__WRITTEN TASK__:
Check each line of the listing for the word "light" and report how many lines contain it, giving nothing but the number.

# START OF THE INPUT

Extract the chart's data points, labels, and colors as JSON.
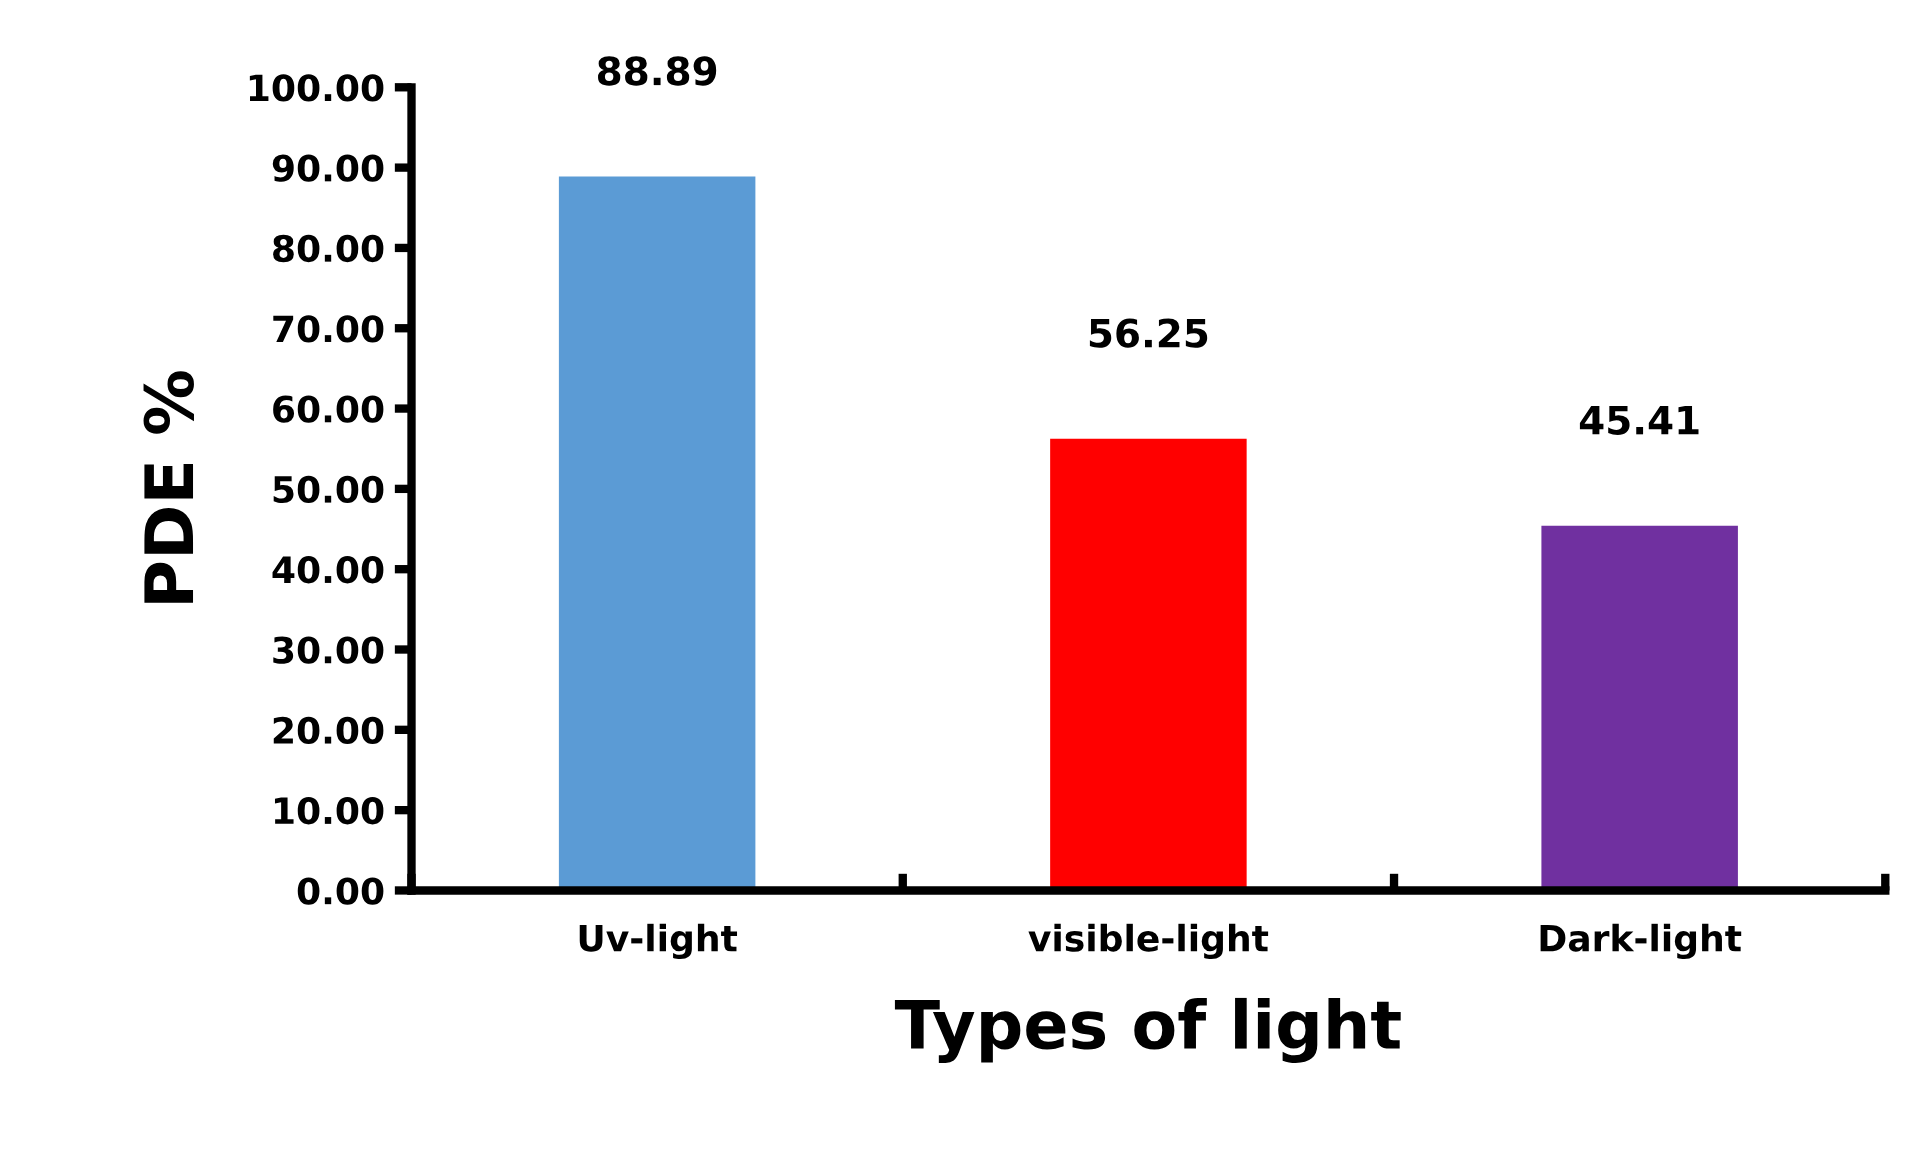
{
  "chart_data": {
    "type": "bar",
    "xlabel": "Types of light",
    "ylabel": "PDE %",
    "categories": [
      "Uv-light",
      "visible-light",
      "Dark-light"
    ],
    "values": [
      88.89,
      56.25,
      45.41
    ],
    "colors": [
      "#5b9bd5",
      "#ff0000",
      "#7030a0"
    ],
    "value_labels": [
      "88.89",
      "56.25",
      "45.41"
    ],
    "ylim": [
      0,
      100
    ],
    "yticks": [
      {
        "value": 0,
        "label": "0.00"
      },
      {
        "value": 10,
        "label": "10.00"
      },
      {
        "value": 20,
        "label": "20.00"
      },
      {
        "value": 30,
        "label": "30.00"
      },
      {
        "value": 40,
        "label": "40.00"
      },
      {
        "value": 50,
        "label": "50.00"
      },
      {
        "value": 60,
        "label": "60.00"
      },
      {
        "value": 70,
        "label": "70.00"
      },
      {
        "value": 80,
        "label": "80.00"
      },
      {
        "value": 90,
        "label": "90.00"
      },
      {
        "value": 100,
        "label": "100.00"
      }
    ],
    "grid": false,
    "legend": false
  }
}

# END OF THE INPUT

__FINISHED TASK__:
4